Exercise details:
List all the lines in these records that hold "regole".

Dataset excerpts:

- - - -

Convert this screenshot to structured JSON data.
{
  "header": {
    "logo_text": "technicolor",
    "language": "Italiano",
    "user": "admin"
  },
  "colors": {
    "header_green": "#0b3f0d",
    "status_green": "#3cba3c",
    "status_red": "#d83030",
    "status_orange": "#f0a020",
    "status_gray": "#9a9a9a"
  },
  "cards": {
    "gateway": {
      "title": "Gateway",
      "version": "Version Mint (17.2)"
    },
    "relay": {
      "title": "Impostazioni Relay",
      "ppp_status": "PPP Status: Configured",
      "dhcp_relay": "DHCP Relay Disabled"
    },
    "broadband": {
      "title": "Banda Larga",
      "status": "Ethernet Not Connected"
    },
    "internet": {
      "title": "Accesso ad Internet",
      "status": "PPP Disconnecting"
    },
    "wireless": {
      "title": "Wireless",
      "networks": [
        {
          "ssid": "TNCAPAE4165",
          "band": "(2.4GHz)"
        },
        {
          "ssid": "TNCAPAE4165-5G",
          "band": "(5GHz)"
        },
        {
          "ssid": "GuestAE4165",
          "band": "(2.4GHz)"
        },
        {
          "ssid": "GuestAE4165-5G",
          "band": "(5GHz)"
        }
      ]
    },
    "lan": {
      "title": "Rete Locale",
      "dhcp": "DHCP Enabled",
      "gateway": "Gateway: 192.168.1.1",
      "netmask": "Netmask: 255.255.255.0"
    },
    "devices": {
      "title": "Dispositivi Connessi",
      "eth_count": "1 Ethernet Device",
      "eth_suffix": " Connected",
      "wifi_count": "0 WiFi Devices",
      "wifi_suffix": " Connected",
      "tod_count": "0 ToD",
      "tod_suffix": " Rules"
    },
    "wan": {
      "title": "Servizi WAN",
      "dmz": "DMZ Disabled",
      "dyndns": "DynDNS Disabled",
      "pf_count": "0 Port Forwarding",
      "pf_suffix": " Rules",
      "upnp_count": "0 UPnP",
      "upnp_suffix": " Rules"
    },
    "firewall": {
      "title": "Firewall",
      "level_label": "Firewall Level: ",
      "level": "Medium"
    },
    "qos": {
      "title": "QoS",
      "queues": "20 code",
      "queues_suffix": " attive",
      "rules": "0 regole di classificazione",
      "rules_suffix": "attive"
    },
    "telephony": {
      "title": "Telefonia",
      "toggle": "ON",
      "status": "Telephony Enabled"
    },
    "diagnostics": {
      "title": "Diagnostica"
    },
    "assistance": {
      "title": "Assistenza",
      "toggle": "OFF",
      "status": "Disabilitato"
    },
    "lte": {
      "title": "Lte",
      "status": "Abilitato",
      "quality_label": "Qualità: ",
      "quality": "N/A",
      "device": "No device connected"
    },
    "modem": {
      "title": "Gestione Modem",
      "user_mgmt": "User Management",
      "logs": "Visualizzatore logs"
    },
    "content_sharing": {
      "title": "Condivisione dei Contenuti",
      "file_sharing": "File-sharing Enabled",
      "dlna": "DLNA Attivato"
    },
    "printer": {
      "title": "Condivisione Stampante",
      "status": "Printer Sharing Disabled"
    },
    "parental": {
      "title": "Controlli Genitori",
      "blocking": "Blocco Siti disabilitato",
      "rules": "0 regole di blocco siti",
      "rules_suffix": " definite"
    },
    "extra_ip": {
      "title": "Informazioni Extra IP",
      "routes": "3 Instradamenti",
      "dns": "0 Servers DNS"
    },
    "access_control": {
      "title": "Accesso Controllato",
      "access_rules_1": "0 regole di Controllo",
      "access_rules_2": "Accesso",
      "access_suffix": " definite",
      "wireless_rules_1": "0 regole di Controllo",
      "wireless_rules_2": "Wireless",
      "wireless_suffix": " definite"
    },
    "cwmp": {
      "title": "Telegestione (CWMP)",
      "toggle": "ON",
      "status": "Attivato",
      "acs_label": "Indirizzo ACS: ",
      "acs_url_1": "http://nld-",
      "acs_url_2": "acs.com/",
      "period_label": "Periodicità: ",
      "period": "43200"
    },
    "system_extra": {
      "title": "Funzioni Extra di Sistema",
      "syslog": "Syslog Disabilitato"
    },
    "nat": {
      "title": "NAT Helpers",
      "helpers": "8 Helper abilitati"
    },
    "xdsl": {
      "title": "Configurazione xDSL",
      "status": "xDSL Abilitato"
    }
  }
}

- - - -

Answer to this problem:
      "rules": "0 regole di classificazione",
      "rules": "0 regole di blocco siti",
      "access_rules_1": "0 regole di Controllo",
      "wireless_rules_1": "0 regole di Controllo",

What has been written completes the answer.